**TO BE DONE:** Copy out the entries in full and with complete accuracy; pictures are excluded.

**DATA PROVIDED:**
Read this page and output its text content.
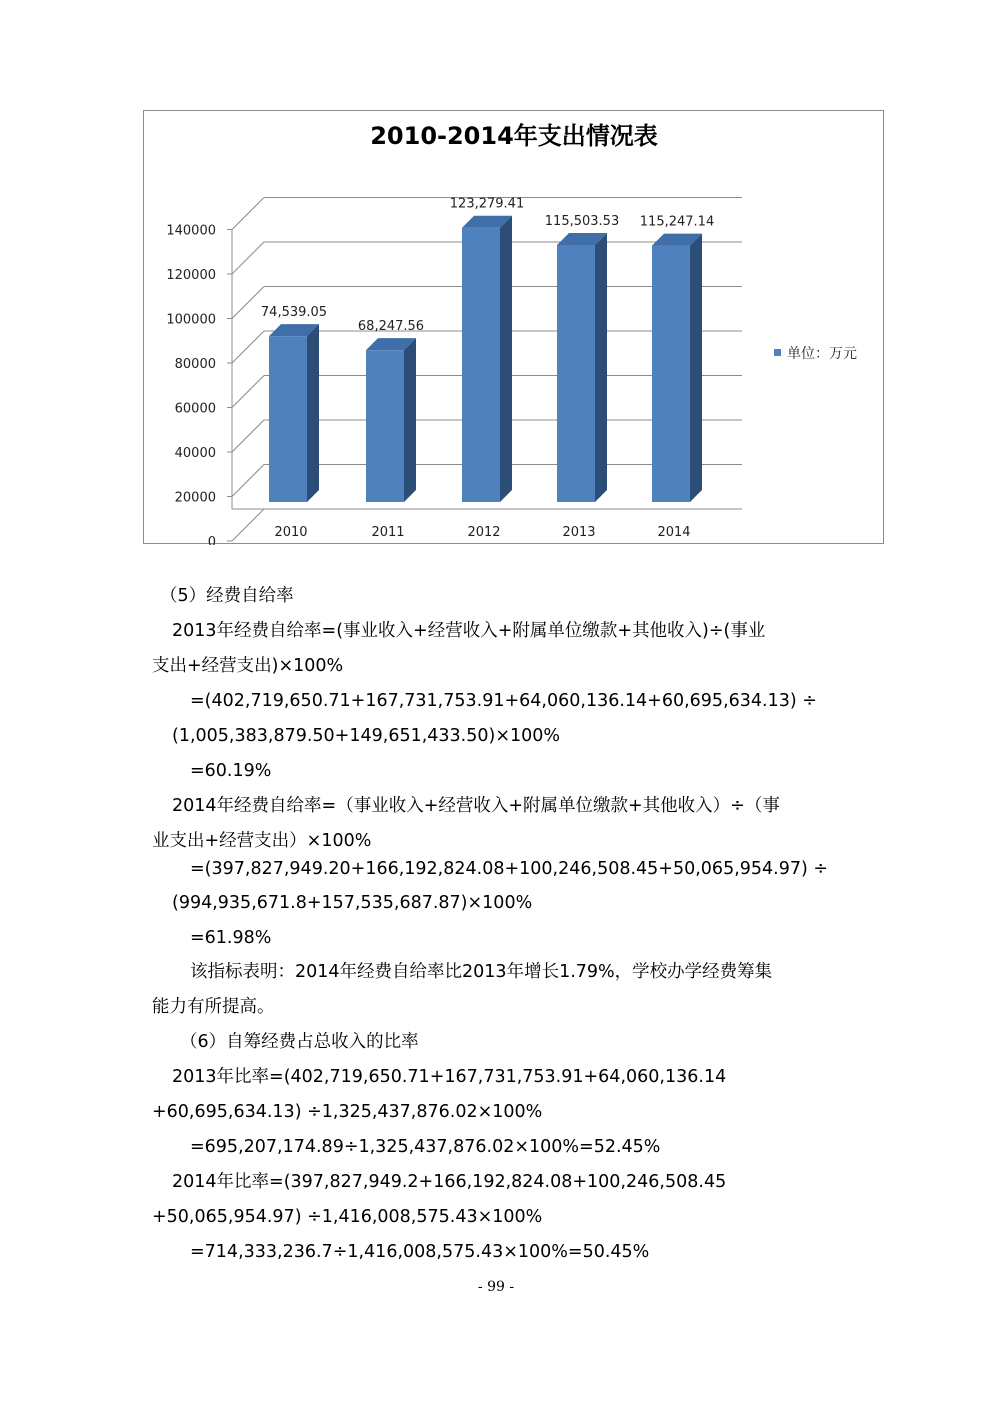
2010-2014年支出情况表
0
20000
40000
60000
80000
100000
120000
140000
74,539.05
2010
68,247.56
2011
123,279.41
2012
115,503.53
2013
115,247.14
2014
单位：万元
（5）经费自给率
2013年经费自给率=(事业收入+经营收入+附属单位缴款+其他收入)÷(事业
支出+经营支出)×100%
=(402,719,650.71+167,731,753.91+64,060,136.14+60,695,634.13) ÷
(1,005,383,879.50+149,651,433.50)×100%
=60.19%
2014年经费自给率=（事业收入+经营收入+附属单位缴款+其他收入）÷（事
业支出+经营支出）×100%
=(397,827,949.20+166,192,824.08+100,246,508.45+50,065,954.97) ÷
(994,935,671.8+157,535,687.87)×100%
=61.98%
该指标表明：2014年经费自给率比2013年增长1.79%，学校办学经费筹集
能力有所提高。
（6）自筹经费占总收入的比率
2013年比率=(402,719,650.71+167,731,753.91+64,060,136.14
+60,695,634.13) ÷1,325,437,876.02×100%
=695,207,174.89÷1,325,437,876.02×100%=52.45%
2014年比率=(397,827,949.2+166,192,824.08+100,246,508.45
+50,065,954.97) ÷1,416,008,575.43×100%
=714,333,236.7÷1,416,008,575.43×100%=50.45%
- 99 -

**EXERCISE SOLUTION:**
Read this page and output its text content.
2010-2014年支出情况表
0
20000
40000
60000
80000
100000
120000
140000
74,539.05
2010
68,247.56
2011
123,279.41
2012
115,503.53
2013
115,247.14
2014
单位：万元
（5）经费自给率
2013年经费自给率=(事业收入+经营收入+附属单位缴款+其他收入)÷(事业
支出+经营支出)×100%
=(402,719,650.71+167,731,753.91+64,060,136.14+60,695,634.13) ÷
(1,005,383,879.50+149,651,433.50)×100%
=60.19%
2014年经费自给率=（事业收入+经营收入+附属单位缴款+其他收入）÷（事
业支出+经营支出）×100%
=(397,827,949.20+166,192,824.08+100,246,508.45+50,065,954.97) ÷
(994,935,671.8+157,535,687.87)×100%
=61.98%
该指标表明：2014年经费自给率比2013年增长1.79%，学校办学经费筹集
能力有所提高。
（6）自筹经费占总收入的比率
2013年比率=(402,719,650.71+167,731,753.91+64,060,136.14
+60,695,634.13) ÷1,325,437,876.02×100%
=695,207,174.89÷1,325,437,876.02×100%=52.45%
2014年比率=(397,827,949.2+166,192,824.08+100,246,508.45
+50,065,954.97) ÷1,416,008,575.43×100%
=714,333,236.7÷1,416,008,575.43×100%=50.45%
- 99 -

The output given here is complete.